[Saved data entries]
* * * * * * * * *

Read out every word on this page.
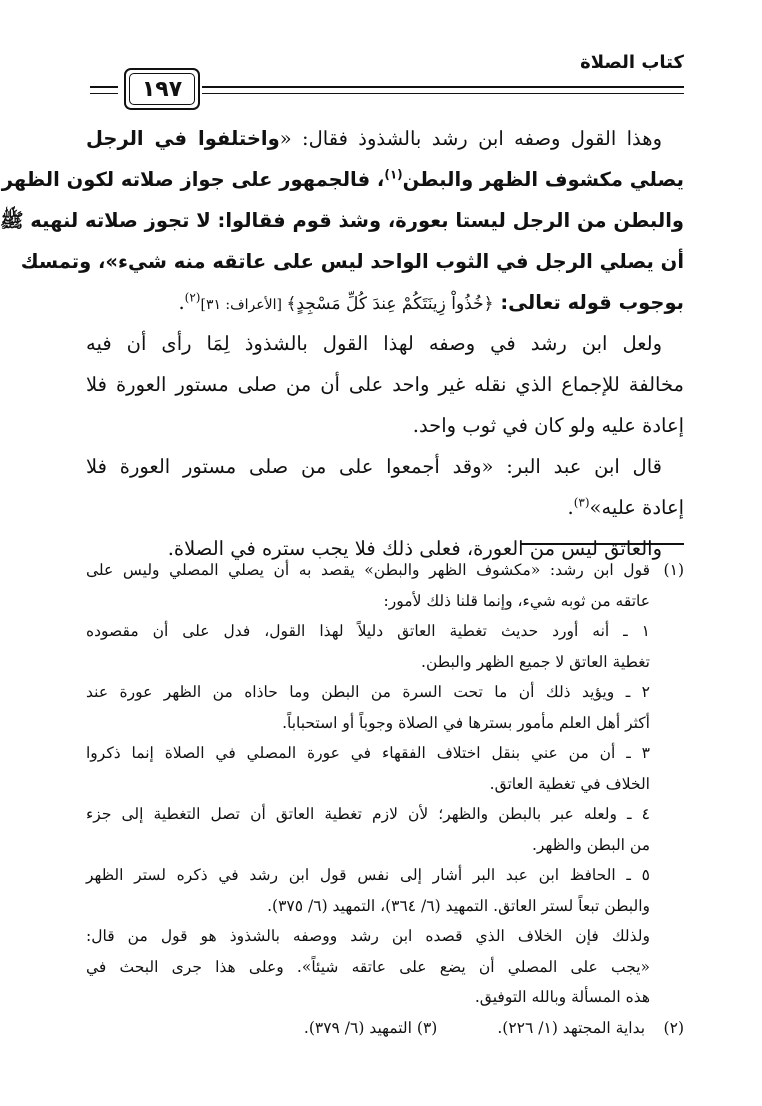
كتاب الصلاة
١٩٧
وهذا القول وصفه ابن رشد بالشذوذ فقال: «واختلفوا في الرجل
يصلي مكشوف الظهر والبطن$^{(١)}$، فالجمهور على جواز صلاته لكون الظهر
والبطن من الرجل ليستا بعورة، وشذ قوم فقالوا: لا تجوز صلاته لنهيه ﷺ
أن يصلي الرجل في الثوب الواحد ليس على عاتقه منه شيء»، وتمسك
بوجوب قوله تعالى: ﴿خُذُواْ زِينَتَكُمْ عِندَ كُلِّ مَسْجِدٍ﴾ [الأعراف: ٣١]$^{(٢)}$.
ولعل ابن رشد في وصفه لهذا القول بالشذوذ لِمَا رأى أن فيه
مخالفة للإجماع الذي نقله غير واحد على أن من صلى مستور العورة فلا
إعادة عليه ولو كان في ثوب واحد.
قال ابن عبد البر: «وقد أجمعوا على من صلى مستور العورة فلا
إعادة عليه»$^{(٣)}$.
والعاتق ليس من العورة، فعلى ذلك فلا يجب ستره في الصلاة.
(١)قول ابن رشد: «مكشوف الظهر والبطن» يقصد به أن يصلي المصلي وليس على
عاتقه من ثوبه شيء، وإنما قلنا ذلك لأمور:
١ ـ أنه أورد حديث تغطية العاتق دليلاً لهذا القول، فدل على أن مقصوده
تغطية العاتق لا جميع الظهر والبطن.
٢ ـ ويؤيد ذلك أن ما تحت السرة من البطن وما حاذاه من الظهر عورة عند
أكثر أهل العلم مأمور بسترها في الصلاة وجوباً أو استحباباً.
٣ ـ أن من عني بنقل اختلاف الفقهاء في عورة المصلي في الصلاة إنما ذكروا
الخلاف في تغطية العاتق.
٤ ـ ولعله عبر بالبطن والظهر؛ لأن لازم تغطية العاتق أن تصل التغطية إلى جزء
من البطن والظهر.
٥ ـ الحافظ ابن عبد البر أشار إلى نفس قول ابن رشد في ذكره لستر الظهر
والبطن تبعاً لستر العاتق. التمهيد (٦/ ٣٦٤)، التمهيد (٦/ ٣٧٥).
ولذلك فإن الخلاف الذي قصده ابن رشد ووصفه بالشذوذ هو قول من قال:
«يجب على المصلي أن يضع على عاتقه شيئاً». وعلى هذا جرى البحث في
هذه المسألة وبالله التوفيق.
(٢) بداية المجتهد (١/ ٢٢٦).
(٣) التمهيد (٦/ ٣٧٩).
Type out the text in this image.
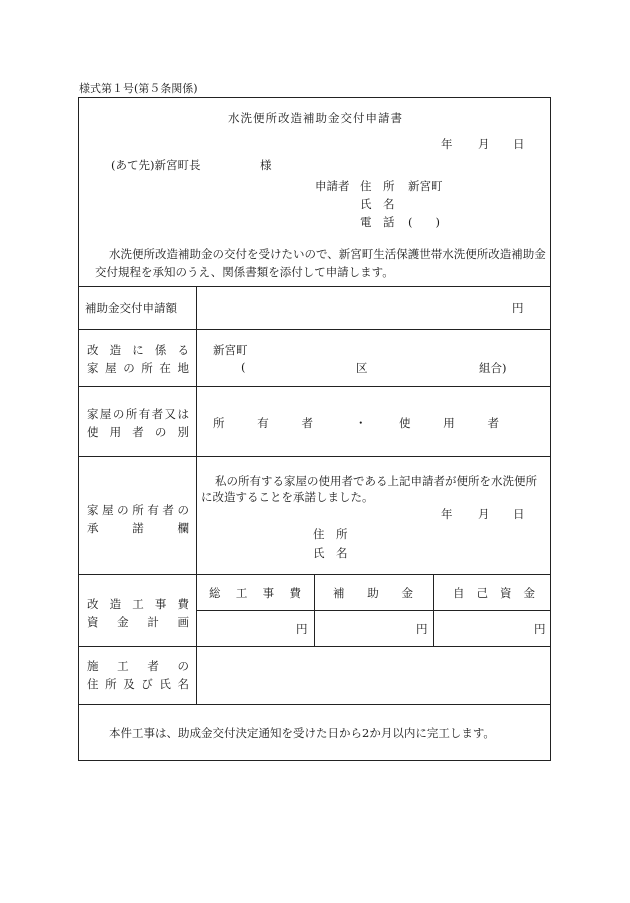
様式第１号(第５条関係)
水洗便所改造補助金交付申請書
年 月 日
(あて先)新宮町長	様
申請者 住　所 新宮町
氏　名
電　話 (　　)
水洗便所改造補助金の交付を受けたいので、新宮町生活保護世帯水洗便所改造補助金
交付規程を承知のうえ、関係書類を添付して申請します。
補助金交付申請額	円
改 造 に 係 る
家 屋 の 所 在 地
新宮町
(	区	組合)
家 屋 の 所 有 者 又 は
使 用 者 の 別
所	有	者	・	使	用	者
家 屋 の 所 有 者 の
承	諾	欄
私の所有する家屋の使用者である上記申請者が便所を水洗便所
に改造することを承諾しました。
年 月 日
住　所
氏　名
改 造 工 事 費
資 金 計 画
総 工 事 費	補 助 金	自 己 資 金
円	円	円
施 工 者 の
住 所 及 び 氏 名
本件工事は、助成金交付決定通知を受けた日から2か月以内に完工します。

* * * * * * * * *

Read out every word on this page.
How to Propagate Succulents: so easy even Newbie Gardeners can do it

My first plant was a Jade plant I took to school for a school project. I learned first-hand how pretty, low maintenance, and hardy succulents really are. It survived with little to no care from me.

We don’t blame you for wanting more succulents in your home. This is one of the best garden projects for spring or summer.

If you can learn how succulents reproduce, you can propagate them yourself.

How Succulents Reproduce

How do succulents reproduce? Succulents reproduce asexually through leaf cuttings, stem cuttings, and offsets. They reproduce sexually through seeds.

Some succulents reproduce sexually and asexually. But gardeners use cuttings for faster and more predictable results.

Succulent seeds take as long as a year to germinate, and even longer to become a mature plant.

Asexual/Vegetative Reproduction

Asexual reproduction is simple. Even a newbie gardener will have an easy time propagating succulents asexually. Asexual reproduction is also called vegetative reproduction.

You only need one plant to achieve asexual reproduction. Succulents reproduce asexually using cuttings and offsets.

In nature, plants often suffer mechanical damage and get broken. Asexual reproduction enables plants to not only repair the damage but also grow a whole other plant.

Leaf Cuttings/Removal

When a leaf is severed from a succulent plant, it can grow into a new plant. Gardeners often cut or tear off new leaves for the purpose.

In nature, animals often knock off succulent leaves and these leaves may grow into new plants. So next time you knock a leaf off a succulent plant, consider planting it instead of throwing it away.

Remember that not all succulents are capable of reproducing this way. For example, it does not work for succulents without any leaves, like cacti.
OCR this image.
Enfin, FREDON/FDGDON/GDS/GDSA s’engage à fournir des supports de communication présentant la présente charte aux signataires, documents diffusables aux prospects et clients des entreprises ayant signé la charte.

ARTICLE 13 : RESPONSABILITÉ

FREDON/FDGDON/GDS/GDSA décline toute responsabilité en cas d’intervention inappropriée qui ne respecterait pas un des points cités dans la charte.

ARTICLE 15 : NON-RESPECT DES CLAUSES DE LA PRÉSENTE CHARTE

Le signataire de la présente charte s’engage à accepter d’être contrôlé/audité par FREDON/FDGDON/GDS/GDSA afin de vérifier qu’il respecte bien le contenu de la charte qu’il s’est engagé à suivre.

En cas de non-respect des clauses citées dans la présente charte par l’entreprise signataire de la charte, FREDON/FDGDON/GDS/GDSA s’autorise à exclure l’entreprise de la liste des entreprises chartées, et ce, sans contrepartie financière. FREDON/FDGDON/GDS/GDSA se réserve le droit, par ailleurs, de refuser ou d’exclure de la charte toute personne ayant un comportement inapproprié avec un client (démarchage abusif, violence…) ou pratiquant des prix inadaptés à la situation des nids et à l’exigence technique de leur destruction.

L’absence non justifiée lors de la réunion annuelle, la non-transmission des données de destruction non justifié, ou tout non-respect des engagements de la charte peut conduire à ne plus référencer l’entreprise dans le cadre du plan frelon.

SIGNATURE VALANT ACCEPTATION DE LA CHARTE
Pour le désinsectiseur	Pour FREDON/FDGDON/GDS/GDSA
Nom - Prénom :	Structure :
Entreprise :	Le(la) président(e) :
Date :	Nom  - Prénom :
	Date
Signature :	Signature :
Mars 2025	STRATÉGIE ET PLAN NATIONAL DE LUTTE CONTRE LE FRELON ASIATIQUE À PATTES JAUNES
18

* * * * * * * * *

- [Problem details]
Show every line above in which the word "asexually" occurs.

- [Answer]
How do succulents reproduce? Succulents reproduce asexually through leaf cuttings, stem cuttings, and offsets. They reproduce sexually through seeds.
Some succulents reproduce sexually and asexually. But gardeners use cuttings for faster and more predictable results.
Asexual reproduction is simple. Even a newbie gardener will have an easy time propagating succulents asexually. Asexual reproduction is also called vegetative reproduction.
You only need one plant to achieve asexual reproduction. Succulents reproduce asexually using cuttings and offsets.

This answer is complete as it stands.